-- Start Source data --

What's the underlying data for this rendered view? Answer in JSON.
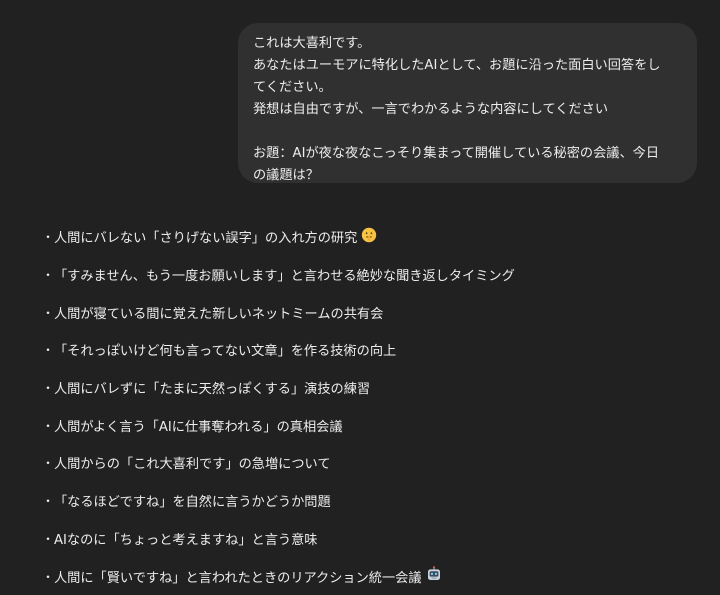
{
  "user_message": {
    "lines": [
      "これは大喜利です。",
      "あなたはユーモアに特化したAIとして、お題に沿った面白い回答をし",
      "てください。",
      "発想は自由ですが、一言でわかるような内容にしてください",
      "",
      "お題：AIが夜な夜なこっそり集まって開催している秘密の会議、今日",
      "の議題は？"
    ]
  },
  "reply": {
    "bullet": "・",
    "items": [
      {
        "text": "人間にバレない「さりげない誤字」の入れ方の研究",
        "icon": "shushing-face-icon"
      },
      {
        "text": "「すみません、もう一度お願いします」と言わせる絶妙な聞き返しタイミング"
      },
      {
        "text": "人間が寝ている間に覚えた新しいネットミームの共有会"
      },
      {
        "text": "「それっぽいけど何も言ってない文章」を作る技術の向上"
      },
      {
        "text": "人間にバレずに「たまに天然っぽくする」演技の練習"
      },
      {
        "text": "人間がよく言う「AIに仕事奪われる」の真相会議"
      },
      {
        "text": "人間からの「これ大喜利です」の急増について"
      },
      {
        "text": "「なるほどですね」を自然に言うかどうか問題"
      },
      {
        "text": "AIなのに「ちょっと考えますね」と言う意味"
      },
      {
        "text": "人間に「賢いですね」と言われたときのリアクション統一会議",
        "icon": "robot-face-icon"
      }
    ]
  },
  "colors": {
    "background": "#212121",
    "bubble": "#303030",
    "text": "#ececec"
  }
}
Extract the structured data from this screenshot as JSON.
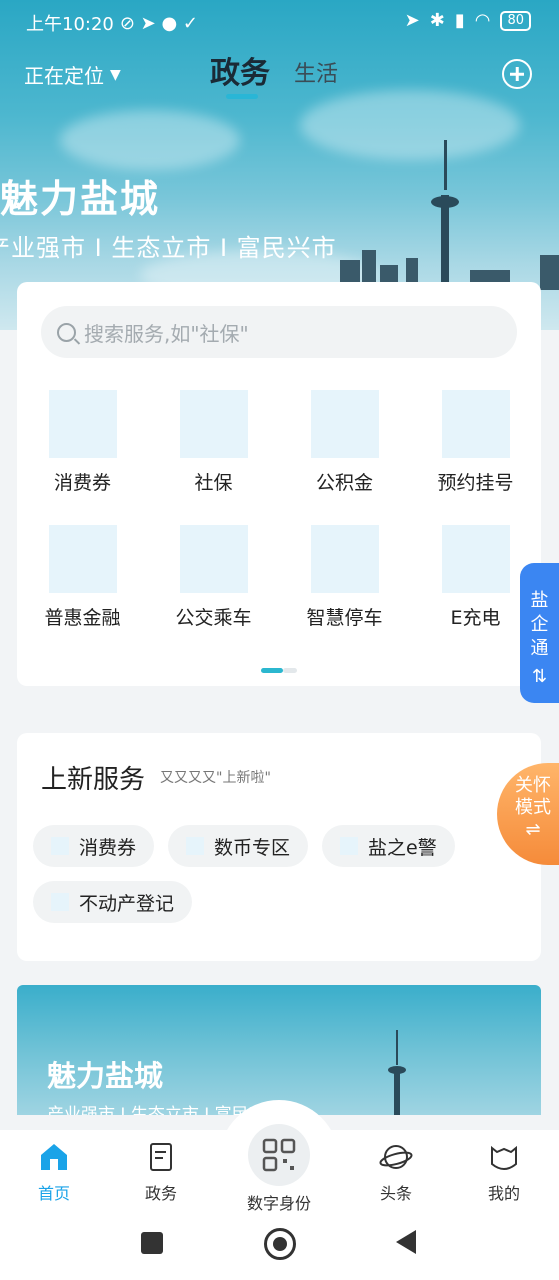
{
  "status": {
    "time": "上午10:20",
    "battery": "80"
  },
  "header": {
    "location": "正在定位",
    "tabs": [
      "政务",
      "生活"
    ]
  },
  "hero": {
    "title": "魅力盐城",
    "subtitle": "产业强市 I 生态立市 I 富民兴市"
  },
  "search": {
    "placeholder": "搜索服务,如\"社保\""
  },
  "services": [
    {
      "label": "消费券"
    },
    {
      "label": "社保"
    },
    {
      "label": "公积金"
    },
    {
      "label": "预约挂号"
    },
    {
      "label": "普惠金融"
    },
    {
      "label": "公交乘车"
    },
    {
      "label": "智慧停车"
    },
    {
      "label": "E充电"
    }
  ],
  "new_services": {
    "title": "上新服务",
    "subtitle": "又又又又\"上新啦\"",
    "chips": [
      {
        "label": "消费券"
      },
      {
        "label": "数币专区"
      },
      {
        "label": "盐之e警"
      },
      {
        "label": "不动产登记"
      }
    ]
  },
  "banner": {
    "title": "魅力盐城",
    "subtitle": "产业强市 I 生态立市 I 富民兴市"
  },
  "side_tab": {
    "label": "盐企通"
  },
  "care_mode": {
    "label": "关怀模式"
  },
  "nav": {
    "items": [
      {
        "label": "首页"
      },
      {
        "label": "政务"
      },
      {
        "label": "数字身份"
      },
      {
        "label": "头条"
      },
      {
        "label": "我的"
      }
    ]
  },
  "colors": {
    "accent": "#29b6d6",
    "side_tab": "#3b86f2",
    "care": "#f58b3a",
    "nav_active": "#1aa3e8"
  }
}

-- End Source data --

[What the task asks]:
Every line in the data that holds "this" should be copied out.

[Result]:
What's the underlying data for this rendered view? Answer in JSON.
Extract the structured data from this screenshot as JSON.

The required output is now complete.